Convert every line of the records below into a Markdown table with two columns, Row and Line. Number the rows in order and omit any blank lines.

## RECORDS TO USE:
-- start --
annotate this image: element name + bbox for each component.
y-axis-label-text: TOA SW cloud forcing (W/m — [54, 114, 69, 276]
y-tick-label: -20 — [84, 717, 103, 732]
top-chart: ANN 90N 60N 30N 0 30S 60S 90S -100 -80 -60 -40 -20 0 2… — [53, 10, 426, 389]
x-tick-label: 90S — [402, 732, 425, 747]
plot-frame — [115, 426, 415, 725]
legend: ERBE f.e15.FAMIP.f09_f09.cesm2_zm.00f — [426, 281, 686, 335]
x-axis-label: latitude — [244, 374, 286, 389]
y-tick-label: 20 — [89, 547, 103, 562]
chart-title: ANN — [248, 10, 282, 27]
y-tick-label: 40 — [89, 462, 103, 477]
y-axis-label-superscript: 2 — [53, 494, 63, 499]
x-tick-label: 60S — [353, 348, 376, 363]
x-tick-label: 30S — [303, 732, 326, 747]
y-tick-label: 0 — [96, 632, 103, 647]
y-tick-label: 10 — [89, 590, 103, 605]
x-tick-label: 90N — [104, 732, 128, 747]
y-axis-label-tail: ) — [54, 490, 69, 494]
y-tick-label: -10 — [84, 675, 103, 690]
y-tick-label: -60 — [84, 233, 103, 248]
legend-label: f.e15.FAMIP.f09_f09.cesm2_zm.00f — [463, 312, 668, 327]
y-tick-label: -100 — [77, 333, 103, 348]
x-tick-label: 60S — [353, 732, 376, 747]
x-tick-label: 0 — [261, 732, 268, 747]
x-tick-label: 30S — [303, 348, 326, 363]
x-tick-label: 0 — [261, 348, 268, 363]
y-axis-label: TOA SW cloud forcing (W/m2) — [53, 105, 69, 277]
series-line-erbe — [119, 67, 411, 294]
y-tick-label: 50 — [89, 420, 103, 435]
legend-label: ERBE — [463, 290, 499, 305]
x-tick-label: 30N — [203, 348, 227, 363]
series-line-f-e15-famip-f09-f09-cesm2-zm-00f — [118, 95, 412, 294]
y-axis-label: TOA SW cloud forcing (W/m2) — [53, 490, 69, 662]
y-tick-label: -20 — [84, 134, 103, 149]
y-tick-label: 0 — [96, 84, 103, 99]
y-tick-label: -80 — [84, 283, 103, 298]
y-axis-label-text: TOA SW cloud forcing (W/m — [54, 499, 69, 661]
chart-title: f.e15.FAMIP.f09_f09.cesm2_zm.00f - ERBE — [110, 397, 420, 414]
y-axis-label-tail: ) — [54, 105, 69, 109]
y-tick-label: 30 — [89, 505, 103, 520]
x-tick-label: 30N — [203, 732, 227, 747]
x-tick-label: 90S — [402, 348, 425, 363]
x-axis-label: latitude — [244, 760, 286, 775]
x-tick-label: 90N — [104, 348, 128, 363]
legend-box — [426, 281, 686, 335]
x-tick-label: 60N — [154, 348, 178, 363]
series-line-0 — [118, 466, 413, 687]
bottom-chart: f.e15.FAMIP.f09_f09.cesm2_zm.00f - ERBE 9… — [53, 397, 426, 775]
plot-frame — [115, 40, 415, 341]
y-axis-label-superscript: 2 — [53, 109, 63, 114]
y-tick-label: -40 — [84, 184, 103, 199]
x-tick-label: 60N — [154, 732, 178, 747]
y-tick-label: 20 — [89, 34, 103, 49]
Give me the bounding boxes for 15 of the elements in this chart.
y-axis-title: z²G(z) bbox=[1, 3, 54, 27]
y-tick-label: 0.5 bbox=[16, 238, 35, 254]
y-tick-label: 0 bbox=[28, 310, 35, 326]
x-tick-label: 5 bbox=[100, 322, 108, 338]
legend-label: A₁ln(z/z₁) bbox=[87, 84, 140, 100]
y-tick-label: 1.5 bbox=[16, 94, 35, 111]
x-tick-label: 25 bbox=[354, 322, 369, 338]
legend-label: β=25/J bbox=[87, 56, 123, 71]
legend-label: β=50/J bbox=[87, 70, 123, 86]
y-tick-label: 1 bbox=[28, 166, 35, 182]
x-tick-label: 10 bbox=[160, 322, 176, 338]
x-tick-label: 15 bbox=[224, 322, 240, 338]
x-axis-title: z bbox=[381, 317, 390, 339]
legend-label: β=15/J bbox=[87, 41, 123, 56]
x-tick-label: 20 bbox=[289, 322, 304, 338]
-- end --
## SOLUTION FOR THIS TASK:
| Row | Line |
|---|---|
| 1 | annotate this image: element name + bbox for each component. |
| 2 | y-axis-label-text: TOA SW cloud forcing (W/m — [54, 114, 69, 276] |
| 3 | y-tick-label: -20 — [84, 717, 103, 732] |
| 4 | top-chart: ANN 90N 60N 30N 0 30S 60S 90S -100 -80 -60 -40 -20 0 2… — [53, 10, 426, 389] |
| 5 | x-tick-label: 90S — [402, 732, 425, 747] |
| 6 | plot-frame — [115, 426, 415, 725] |
| 7 | legend: ERBE f.e15.FAMIP.f09_f09.cesm2_zm.00f — [426, 281, 686, 335] |
| 8 | x-axis-label: latitude — [244, 374, 286, 389] |
| 9 | y-tick-label: 20 — [89, 547, 103, 562] |
| 10 | chart-title: ANN — [248, 10, 282, 27] |
| 11 | y-tick-label: 40 — [89, 462, 103, 477] |
| 12 | y-axis-label-superscript: 2 — [53, 494, 63, 499] |
| 13 | x-tick-label: 60S — [353, 348, 376, 363] |
| 14 | x-tick-label: 30S — [303, 732, 326, 747] |
| 15 | y-tick-label: 0 — [96, 632, 103, 647] |
| 16 | y-tick-label: 10 — [89, 590, 103, 605] |
| 17 | x-tick-label: 90N — [104, 732, 128, 747] |
| 18 | y-axis-label-tail: ) — [54, 490, 69, 494] |
| 19 | y-tick-label: -10 — [84, 675, 103, 690] |
| 20 | y-tick-label: -60 — [84, 233, 103, 248] |
| 21 | legend-label: f.e15.FAMIP.f09_f09.cesm2_zm.00f — [463, 312, 668, 327] |
| 22 | y-tick-label: -100 — [77, 333, 103, 348] |
| 23 | x-tick-label: 60S — [353, 732, 376, 747] |
| 24 | x-tick-label: 0 — [261, 732, 268, 747] |
| 25 | x-tick-label: 30S — [303, 348, 326, 363] |
| 26 | x-tick-label: 0 — [261, 348, 268, 363] |
| 27 | y-axis-label: TOA SW cloud forcing (W/m2) — [53, 105, 69, 277] |
| 28 | series-line-erbe — [119, 67, 411, 294] |
| 29 | y-tick-label: 50 — [89, 420, 103, 435] |
| 30 | legend-label: ERBE — [463, 290, 499, 305] |
| 31 | x-tick-label: 30N — [203, 348, 227, 363] |
| 32 | series-line-f-e15-famip-f09-f09-cesm2-zm-00f — [118, 95, 412, 294] |
| 33 | y-axis-label: TOA SW cloud forcing (W/m2) — [53, 490, 69, 662] |
| 34 | y-tick-label: -20 — [84, 134, 103, 149] |
| 35 | y-tick-label: 0 — [96, 84, 103, 99] |
| 36 | y-tick-label: -80 — [84, 283, 103, 298] |
| 37 | y-axis-label-text: TOA SW cloud forcing (W/m — [54, 499, 69, 661] |
| 38 | chart-title: f.e15.FAMIP.f09_f09.cesm2_zm.00f - ERBE — [110, 397, 420, 414] |
| 39 | y-axis-label-tail: ) — [54, 105, 69, 109] |
| 40 | y-tick-label: 30 — [89, 505, 103, 520] |
| 41 | x-tick-label: 30N — [203, 732, 227, 747] |
| 42 | x-tick-label: 90S — [402, 348, 425, 363] |
| 43 | x-axis-label: latitude — [244, 760, 286, 775] |
| 44 | x-tick-label: 90N — [104, 348, 128, 363] |
| 45 | legend-box — [426, 281, 686, 335] |
| 46 | x-tick-label: 60N — [154, 348, 178, 363] |
| 47 | series-line-0 — [118, 466, 413, 687] |
| 48 | bottom-chart: f.e15.FAMIP.f09_f09.cesm2_zm.00f - ERBE 9… — [53, 397, 426, 775] |
| 49 | plot-frame — [115, 40, 415, 341] |
| 50 | y-axis-label-superscript: 2 — [53, 109, 63, 114] |
| 51 | y-tick-label: -40 — [84, 184, 103, 199] |
| 52 | x-tick-label: 60N — [154, 732, 178, 747] |
| 53 | y-tick-label: 20 — [89, 34, 103, 49] |
| 54 | Give me the bounding boxes for 15 of the elements in this chart. |
| 55 | y-axis-title: z²G(z) bbox=[1, 3, 54, 27] |
| 56 | y-tick-label: 0.5 bbox=[16, 238, 35, 254] |
| 57 | y-tick-label: 0 bbox=[28, 310, 35, 326] |
| 58 | x-tick-label: 5 bbox=[100, 322, 108, 338] |
| 59 | legend-label: A₁ln(z/z₁) bbox=[87, 84, 140, 100] |
| 60 | y-tick-label: 1.5 bbox=[16, 94, 35, 111] |
| 61 | x-tick-label: 25 bbox=[354, 322, 369, 338] |
| 62 | legend-label: β=25/J bbox=[87, 56, 123, 71] |
| 63 | legend-label: β=50/J bbox=[87, 70, 123, 86] |
| 64 | y-tick-label: 1 bbox=[28, 166, 35, 182] |
| 65 | x-tick-label: 10 bbox=[160, 322, 176, 338] |
| 66 | x-tick-label: 15 bbox=[224, 322, 240, 338] |
| 67 | x-axis-title: z bbox=[381, 317, 390, 339] |
| 68 | legend-label: β=15/J bbox=[87, 41, 123, 56] |
| 69 | x-tick-label: 20 bbox=[289, 322, 304, 338] |